-- BEGIN --

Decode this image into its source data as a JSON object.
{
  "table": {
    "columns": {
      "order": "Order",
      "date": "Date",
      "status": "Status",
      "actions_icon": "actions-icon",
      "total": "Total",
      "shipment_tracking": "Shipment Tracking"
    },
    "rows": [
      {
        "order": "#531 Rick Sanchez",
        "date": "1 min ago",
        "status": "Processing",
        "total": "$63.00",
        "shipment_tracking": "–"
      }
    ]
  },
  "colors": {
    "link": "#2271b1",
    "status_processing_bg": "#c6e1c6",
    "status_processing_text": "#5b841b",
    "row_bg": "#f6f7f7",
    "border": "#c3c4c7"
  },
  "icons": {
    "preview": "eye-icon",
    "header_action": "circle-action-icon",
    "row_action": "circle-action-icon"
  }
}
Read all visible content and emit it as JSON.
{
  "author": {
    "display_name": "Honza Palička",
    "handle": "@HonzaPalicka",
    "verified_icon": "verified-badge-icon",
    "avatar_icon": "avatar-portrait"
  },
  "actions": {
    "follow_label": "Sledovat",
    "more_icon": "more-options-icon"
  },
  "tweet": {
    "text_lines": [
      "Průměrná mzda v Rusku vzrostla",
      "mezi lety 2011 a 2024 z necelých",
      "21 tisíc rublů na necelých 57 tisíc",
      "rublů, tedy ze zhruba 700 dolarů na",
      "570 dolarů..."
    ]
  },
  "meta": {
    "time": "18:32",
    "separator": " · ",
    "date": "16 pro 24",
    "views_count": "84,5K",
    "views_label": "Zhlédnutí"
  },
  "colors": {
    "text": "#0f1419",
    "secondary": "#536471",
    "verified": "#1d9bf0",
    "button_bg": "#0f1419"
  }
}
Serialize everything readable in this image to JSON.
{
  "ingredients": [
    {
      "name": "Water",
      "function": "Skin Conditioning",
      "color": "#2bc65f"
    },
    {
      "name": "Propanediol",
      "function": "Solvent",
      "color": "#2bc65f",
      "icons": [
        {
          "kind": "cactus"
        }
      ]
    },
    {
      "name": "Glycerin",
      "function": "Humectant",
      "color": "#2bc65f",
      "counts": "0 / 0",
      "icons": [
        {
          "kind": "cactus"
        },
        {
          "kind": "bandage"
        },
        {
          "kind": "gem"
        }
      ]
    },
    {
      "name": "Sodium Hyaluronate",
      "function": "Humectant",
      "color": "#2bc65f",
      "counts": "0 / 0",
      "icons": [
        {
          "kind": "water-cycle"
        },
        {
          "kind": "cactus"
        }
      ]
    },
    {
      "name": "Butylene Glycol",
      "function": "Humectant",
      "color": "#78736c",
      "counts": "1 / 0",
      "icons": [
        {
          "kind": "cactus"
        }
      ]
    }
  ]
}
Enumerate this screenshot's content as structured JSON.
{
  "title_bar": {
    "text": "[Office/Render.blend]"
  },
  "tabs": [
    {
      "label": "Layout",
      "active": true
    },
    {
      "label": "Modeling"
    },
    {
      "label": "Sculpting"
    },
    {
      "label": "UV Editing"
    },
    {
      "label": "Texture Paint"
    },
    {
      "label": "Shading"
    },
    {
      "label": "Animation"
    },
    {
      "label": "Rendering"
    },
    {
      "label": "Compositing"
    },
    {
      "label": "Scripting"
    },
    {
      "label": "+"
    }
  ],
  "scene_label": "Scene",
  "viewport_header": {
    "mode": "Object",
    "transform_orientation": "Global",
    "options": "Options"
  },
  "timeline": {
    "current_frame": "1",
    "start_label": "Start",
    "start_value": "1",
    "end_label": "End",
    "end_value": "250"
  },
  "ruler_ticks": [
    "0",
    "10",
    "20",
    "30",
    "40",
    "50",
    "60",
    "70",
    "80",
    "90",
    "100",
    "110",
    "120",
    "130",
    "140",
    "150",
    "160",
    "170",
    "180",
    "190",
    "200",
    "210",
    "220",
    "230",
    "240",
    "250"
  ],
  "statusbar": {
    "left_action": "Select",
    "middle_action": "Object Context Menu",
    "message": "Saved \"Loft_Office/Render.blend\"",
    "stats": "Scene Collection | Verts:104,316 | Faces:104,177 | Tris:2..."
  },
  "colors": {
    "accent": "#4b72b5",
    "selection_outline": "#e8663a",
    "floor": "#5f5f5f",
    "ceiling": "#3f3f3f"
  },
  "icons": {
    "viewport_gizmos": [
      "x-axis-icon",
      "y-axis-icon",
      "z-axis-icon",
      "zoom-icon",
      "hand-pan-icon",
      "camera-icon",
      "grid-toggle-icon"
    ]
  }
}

-- END --

Write out every line of the entries that holds the word "date".

Response for this exercise
      "date": "Date",
        "date": "1 min ago",
    "date": "16 pro 24",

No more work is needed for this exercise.